- STATED GOAL: Update the items below so that each "interactable" becomes "clickable", with every other character left as it is.

───── DATA EXCERPTS ─────

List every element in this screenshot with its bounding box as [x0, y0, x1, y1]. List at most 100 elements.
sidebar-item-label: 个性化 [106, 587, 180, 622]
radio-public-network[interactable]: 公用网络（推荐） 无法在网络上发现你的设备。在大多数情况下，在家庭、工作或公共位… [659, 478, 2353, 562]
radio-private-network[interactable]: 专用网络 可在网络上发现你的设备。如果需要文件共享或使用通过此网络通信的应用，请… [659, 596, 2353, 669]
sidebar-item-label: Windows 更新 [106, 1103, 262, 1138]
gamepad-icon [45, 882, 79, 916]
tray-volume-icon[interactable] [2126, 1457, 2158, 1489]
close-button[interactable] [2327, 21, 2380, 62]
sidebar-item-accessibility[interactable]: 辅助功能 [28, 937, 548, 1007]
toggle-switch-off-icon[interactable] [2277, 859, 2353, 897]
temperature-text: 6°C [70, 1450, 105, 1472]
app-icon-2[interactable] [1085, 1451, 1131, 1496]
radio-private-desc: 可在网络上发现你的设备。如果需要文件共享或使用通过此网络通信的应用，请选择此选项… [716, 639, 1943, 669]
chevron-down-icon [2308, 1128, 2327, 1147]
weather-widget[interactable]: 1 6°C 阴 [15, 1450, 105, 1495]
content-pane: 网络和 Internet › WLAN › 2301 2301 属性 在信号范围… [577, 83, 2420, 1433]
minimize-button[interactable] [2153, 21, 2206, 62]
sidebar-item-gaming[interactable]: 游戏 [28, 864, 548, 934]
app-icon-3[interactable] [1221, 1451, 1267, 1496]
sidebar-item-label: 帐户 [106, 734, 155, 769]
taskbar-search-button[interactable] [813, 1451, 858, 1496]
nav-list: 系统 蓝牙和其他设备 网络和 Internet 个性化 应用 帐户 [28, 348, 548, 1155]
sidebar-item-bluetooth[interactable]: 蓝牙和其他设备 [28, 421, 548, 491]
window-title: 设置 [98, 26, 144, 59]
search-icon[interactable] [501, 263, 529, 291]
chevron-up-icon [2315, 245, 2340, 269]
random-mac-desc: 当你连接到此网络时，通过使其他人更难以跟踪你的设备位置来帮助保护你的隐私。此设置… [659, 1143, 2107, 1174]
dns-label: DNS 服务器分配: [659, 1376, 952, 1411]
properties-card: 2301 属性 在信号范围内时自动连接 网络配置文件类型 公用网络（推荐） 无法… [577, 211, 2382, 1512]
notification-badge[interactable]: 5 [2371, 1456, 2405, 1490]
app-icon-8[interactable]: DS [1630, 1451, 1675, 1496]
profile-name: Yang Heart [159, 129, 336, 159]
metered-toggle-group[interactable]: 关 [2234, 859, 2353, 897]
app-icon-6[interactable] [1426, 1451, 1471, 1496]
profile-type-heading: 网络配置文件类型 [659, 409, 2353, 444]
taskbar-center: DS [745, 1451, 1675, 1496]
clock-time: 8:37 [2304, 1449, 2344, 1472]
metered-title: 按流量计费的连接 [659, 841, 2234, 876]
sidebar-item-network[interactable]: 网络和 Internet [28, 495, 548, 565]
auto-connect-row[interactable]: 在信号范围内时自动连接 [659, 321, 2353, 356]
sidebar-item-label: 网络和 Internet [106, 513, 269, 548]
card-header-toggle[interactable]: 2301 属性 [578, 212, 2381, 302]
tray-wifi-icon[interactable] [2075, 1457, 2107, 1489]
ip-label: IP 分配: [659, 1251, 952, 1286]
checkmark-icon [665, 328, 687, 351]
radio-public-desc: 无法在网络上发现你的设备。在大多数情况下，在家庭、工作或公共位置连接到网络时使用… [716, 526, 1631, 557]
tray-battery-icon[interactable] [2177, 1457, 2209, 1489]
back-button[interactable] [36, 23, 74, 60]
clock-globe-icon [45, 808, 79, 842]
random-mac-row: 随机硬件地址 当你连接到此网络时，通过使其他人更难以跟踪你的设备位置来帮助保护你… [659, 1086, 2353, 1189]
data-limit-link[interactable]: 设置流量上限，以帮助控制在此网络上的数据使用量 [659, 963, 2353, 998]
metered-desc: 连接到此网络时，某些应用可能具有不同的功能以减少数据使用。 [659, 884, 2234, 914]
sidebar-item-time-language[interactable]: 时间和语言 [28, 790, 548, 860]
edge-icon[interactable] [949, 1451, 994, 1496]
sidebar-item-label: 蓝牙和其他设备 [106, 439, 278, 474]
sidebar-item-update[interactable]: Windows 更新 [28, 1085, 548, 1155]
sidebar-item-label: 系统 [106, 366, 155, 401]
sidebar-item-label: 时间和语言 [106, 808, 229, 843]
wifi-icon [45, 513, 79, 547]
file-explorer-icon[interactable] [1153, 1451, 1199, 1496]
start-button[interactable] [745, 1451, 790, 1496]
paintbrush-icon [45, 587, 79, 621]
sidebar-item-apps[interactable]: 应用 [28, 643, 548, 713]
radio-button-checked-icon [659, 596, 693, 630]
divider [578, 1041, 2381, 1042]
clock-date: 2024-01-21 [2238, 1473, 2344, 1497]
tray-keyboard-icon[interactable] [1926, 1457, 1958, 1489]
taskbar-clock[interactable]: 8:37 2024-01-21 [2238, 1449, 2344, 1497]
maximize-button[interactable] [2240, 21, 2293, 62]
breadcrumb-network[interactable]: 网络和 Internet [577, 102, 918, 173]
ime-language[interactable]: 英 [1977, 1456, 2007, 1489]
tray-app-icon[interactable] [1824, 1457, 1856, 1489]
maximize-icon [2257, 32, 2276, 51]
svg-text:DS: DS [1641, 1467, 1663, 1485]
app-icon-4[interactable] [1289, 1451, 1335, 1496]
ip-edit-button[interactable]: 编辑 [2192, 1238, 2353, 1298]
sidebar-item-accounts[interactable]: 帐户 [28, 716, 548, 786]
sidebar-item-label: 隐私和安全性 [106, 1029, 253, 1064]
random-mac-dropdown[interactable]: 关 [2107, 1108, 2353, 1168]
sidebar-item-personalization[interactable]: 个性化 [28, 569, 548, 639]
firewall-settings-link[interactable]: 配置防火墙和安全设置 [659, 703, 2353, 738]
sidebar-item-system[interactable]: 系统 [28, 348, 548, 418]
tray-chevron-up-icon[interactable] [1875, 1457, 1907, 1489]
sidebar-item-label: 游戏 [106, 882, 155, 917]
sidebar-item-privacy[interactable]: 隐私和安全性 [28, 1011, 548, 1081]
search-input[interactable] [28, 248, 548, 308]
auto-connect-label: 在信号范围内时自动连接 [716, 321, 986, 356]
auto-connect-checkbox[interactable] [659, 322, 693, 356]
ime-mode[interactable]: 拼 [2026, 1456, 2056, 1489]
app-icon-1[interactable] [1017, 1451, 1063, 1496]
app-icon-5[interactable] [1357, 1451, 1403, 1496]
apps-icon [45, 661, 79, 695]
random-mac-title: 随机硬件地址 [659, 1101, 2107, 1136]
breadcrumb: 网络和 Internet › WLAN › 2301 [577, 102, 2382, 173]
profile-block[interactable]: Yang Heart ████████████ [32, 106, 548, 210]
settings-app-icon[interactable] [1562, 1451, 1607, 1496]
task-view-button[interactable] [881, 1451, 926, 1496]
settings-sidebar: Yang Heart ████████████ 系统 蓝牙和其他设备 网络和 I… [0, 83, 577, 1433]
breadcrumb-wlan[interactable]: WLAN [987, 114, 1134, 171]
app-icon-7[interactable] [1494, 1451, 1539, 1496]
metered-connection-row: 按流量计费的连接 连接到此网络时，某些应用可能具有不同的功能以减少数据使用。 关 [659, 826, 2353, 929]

─────

- TASK RESPONSE:
List every element in this screenshot with its bounding box as [x0, y0, x1, y1]. List at most 100 elements.
sidebar-item-label: 个性化 [106, 587, 180, 622]
radio-public-network[clickable]: 公用网络（推荐） 无法在网络上发现你的设备。在大多数情况下，在家庭、工作或公共位… [659, 478, 2353, 562]
radio-private-network[clickable]: 专用网络 可在网络上发现你的设备。如果需要文件共享或使用通过此网络通信的应用，请… [659, 596, 2353, 669]
sidebar-item-label: Windows 更新 [106, 1103, 262, 1138]
gamepad-icon [45, 882, 79, 916]
tray-volume-icon[clickable] [2126, 1457, 2158, 1489]
close-button[clickable] [2327, 21, 2380, 62]
sidebar-item-accessibility[clickable]: 辅助功能 [28, 937, 548, 1007]
toggle-switch-off-icon[clickable] [2277, 859, 2353, 897]
temperature-text: 6°C [70, 1450, 105, 1472]
app-icon-2[clickable] [1085, 1451, 1131, 1496]
radio-private-desc: 可在网络上发现你的设备。如果需要文件共享或使用通过此网络通信的应用，请选择此选项… [716, 639, 1943, 669]
chevron-down-icon [2308, 1128, 2327, 1147]
weather-widget[clickable]: 1 6°C 阴 [15, 1450, 105, 1495]
content-pane: 网络和 Internet › WLAN › 2301 2301 属性 在信号范围… [577, 83, 2420, 1433]
minimize-button[clickable] [2153, 21, 2206, 62]
sidebar-item-gaming[clickable]: 游戏 [28, 864, 548, 934]
app-icon-3[clickable] [1221, 1451, 1267, 1496]
sidebar-item-label: 帐户 [106, 734, 155, 769]
taskbar-search-button[clickable] [813, 1451, 858, 1496]
nav-list: 系统 蓝牙和其他设备 网络和 Internet 个性化 应用 帐户 [28, 348, 548, 1155]
sidebar-item-bluetooth[clickable]: 蓝牙和其他设备 [28, 421, 548, 491]
window-title: 设置 [98, 26, 144, 59]
search-icon[clickable] [501, 263, 529, 291]
chevron-up-icon [2315, 245, 2340, 269]
random-mac-desc: 当你连接到此网络时，通过使其他人更难以跟踪你的设备位置来帮助保护你的隐私。此设置… [659, 1143, 2107, 1174]
dns-label: DNS 服务器分配: [659, 1376, 952, 1411]
properties-card: 2301 属性 在信号范围内时自动连接 网络配置文件类型 公用网络（推荐） 无法… [577, 211, 2382, 1512]
notification-badge[clickable]: 5 [2371, 1456, 2405, 1490]
app-icon-8[clickable]: DS [1630, 1451, 1675, 1496]
profile-name: Yang Heart [159, 129, 336, 159]
metered-toggle-group[clickable]: 关 [2234, 859, 2353, 897]
app-icon-6[clickable] [1426, 1451, 1471, 1496]
profile-type-heading: 网络配置文件类型 [659, 409, 2353, 444]
taskbar-center: DS [745, 1451, 1675, 1496]
clock-time: 8:37 [2304, 1449, 2344, 1472]
metered-title: 按流量计费的连接 [659, 841, 2234, 876]
sidebar-item-network[clickable]: 网络和 Internet [28, 495, 548, 565]
auto-connect-row[clickable]: 在信号范围内时自动连接 [659, 321, 2353, 356]
sidebar-item-label: 网络和 Internet [106, 513, 269, 548]
card-header-toggle[clickable]: 2301 属性 [578, 212, 2381, 302]
tray-wifi-icon[clickable] [2075, 1457, 2107, 1489]
ip-label: IP 分配: [659, 1251, 952, 1286]
checkmark-icon [665, 328, 687, 351]
radio-public-desc: 无法在网络上发现你的设备。在大多数情况下，在家庭、工作或公共位置连接到网络时使用… [716, 526, 1631, 557]
tray-battery-icon[clickable] [2177, 1457, 2209, 1489]
back-button[clickable] [36, 23, 74, 60]
clock-globe-icon [45, 808, 79, 842]
random-mac-row: 随机硬件地址 当你连接到此网络时，通过使其他人更难以跟踪你的设备位置来帮助保护你… [659, 1086, 2353, 1189]
data-limit-link[clickable]: 设置流量上限，以帮助控制在此网络上的数据使用量 [659, 963, 2353, 998]
metered-desc: 连接到此网络时，某些应用可能具有不同的功能以减少数据使用。 [659, 884, 2234, 914]
sidebar-item-time-language[clickable]: 时间和语言 [28, 790, 548, 860]
edge-icon[clickable] [949, 1451, 994, 1496]
sidebar-item-label: 蓝牙和其他设备 [106, 439, 278, 474]
sidebar-item-update[clickable]: Windows 更新 [28, 1085, 548, 1155]
sidebar-item-label: 系统 [106, 366, 155, 401]
sidebar-item-label: 时间和语言 [106, 808, 229, 843]
wifi-icon [45, 513, 79, 547]
file-explorer-icon[clickable] [1153, 1451, 1199, 1496]
start-button[clickable] [745, 1451, 790, 1496]
paintbrush-icon [45, 587, 79, 621]
sidebar-item-apps[clickable]: 应用 [28, 643, 548, 713]
radio-button-checked-icon [659, 596, 693, 630]
divider [578, 1041, 2381, 1042]
clock-date: 2024-01-21 [2238, 1473, 2344, 1497]
tray-keyboard-icon[clickable] [1926, 1457, 1958, 1489]
taskbar-clock[clickable]: 8:37 2024-01-21 [2238, 1449, 2344, 1497]
maximize-button[clickable] [2240, 21, 2293, 62]
breadcrumb-network[clickable]: 网络和 Internet [577, 102, 918, 173]
ime-language[clickable]: 英 [1977, 1456, 2007, 1489]
tray-app-icon[clickable] [1824, 1457, 1856, 1489]
maximize-icon [2257, 32, 2276, 51]
svg-text:DS: DS [1641, 1467, 1663, 1485]
app-icon-4[clickable] [1289, 1451, 1335, 1496]
ip-edit-button[clickable]: 编辑 [2192, 1238, 2353, 1298]
sidebar-item-accounts[clickable]: 帐户 [28, 716, 548, 786]
sidebar-item-label: 隐私和安全性 [106, 1029, 253, 1064]
random-mac-dropdown[clickable]: 关 [2107, 1108, 2353, 1168]
sidebar-item-personalization[clickable]: 个性化 [28, 569, 548, 639]
firewall-settings-link[clickable]: 配置防火墙和安全设置 [659, 703, 2353, 738]
sidebar-item-system[clickable]: 系统 [28, 348, 548, 418]
tray-chevron-up-icon[clickable] [1875, 1457, 1907, 1489]
sidebar-item-label: 游戏 [106, 882, 155, 917]
sidebar-item-privacy[clickable]: 隐私和安全性 [28, 1011, 548, 1081]
search-input[clickable] [28, 248, 548, 308]
auto-connect-label: 在信号范围内时自动连接 [716, 321, 986, 356]
auto-connect-checkbox[clickable] [659, 322, 693, 356]
ime-mode[clickable]: 拼 [2026, 1456, 2056, 1489]
app-icon-1[clickable] [1017, 1451, 1063, 1496]
app-icon-5[clickable] [1357, 1451, 1403, 1496]
apps-icon [45, 661, 79, 695]
random-mac-title: 随机硬件地址 [659, 1101, 2107, 1136]
breadcrumb: 网络和 Internet › WLAN › 2301 [577, 102, 2382, 173]
profile-block[clickable]: Yang Heart ████████████ [32, 106, 548, 210]
settings-app-icon[clickable] [1562, 1451, 1607, 1496]
task-view-button[clickable] [881, 1451, 926, 1496]
settings-sidebar: Yang Heart ████████████ 系统 蓝牙和其他设备 网络和 I… [0, 83, 577, 1433]
breadcrumb-wlan[clickable]: WLAN [987, 114, 1134, 171]
app-icon-7[clickable] [1494, 1451, 1539, 1496]
metered-connection-row: 按流量计费的连接 连接到此网络时，某些应用可能具有不同的功能以减少数据使用。 关 [659, 826, 2353, 929]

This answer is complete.